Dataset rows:
········
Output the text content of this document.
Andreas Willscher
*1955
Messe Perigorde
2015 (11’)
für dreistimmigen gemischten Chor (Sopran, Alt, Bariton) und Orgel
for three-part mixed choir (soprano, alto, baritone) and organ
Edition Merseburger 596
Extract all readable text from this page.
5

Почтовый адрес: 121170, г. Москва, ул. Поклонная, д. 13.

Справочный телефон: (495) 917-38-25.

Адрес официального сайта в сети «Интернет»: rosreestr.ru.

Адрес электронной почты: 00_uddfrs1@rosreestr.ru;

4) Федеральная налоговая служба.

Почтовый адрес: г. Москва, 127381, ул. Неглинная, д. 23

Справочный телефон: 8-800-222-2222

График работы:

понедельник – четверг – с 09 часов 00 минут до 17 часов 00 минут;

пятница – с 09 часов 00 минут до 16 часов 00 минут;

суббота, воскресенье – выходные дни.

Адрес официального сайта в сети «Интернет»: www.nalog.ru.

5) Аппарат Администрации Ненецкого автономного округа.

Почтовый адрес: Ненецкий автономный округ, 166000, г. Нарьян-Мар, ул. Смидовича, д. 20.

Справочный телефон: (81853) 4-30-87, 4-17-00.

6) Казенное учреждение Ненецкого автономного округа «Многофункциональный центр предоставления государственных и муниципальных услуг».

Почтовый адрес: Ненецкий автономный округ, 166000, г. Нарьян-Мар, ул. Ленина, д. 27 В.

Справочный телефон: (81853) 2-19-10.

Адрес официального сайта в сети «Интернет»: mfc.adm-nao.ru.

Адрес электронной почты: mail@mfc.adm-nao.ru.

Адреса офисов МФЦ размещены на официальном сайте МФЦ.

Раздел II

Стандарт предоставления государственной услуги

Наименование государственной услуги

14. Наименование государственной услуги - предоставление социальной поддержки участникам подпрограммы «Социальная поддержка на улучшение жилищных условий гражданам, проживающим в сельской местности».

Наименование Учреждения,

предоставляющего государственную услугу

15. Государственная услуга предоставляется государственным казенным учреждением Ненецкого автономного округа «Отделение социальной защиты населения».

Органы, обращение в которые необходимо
········
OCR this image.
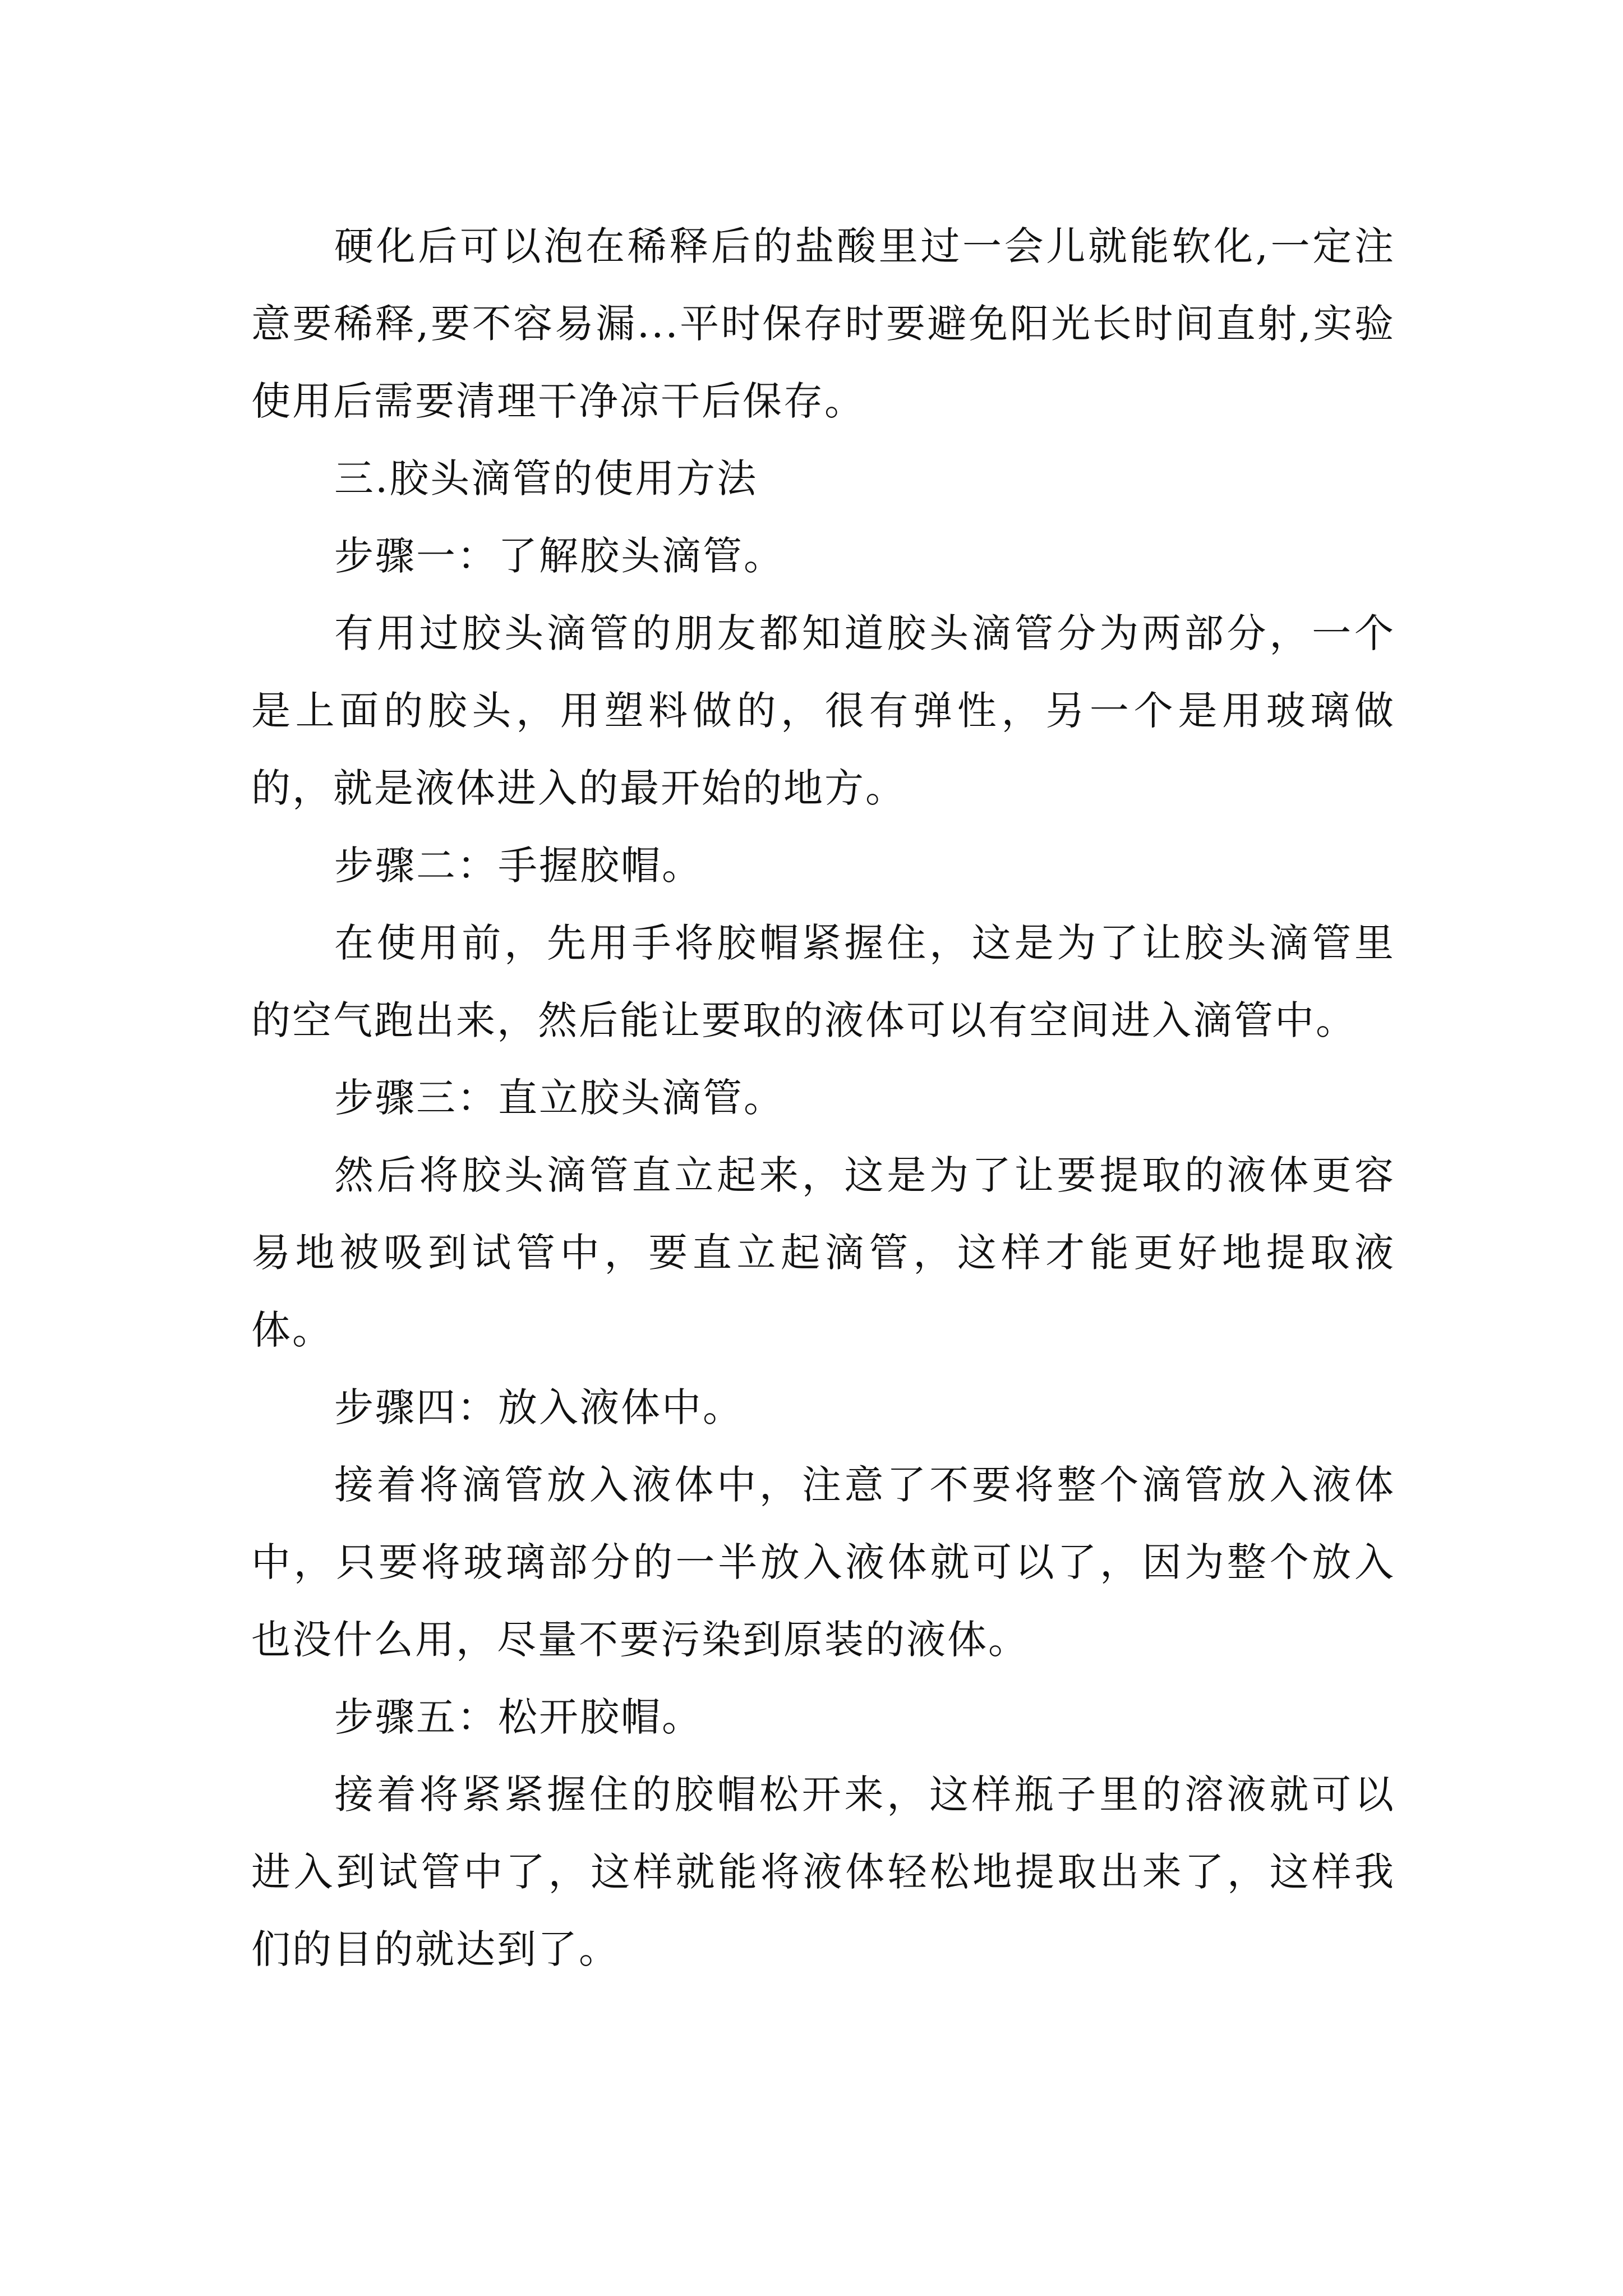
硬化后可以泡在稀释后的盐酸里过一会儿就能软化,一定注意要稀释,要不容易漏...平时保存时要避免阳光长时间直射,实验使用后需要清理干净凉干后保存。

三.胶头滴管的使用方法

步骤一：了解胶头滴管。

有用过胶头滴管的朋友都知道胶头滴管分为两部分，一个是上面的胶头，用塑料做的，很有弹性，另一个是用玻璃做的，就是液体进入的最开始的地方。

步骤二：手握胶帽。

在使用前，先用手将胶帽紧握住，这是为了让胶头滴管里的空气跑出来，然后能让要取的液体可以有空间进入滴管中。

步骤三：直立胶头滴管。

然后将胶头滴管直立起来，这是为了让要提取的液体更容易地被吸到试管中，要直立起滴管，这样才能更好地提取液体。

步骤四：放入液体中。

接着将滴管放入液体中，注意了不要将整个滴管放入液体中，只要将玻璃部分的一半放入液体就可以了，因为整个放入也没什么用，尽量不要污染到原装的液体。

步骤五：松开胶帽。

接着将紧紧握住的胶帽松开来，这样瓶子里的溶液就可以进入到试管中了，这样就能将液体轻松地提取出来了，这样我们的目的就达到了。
········
= STATED EXERCISE =
Search the data for "Москва". Copy every matching line.

= EXPECTED OUTPUT =
Почтовый адрес: 121170, г. Москва, ул. Поклонная, д. 13.
Почтовый адрес: г. Москва, 127381, ул. Неглинная, д. 23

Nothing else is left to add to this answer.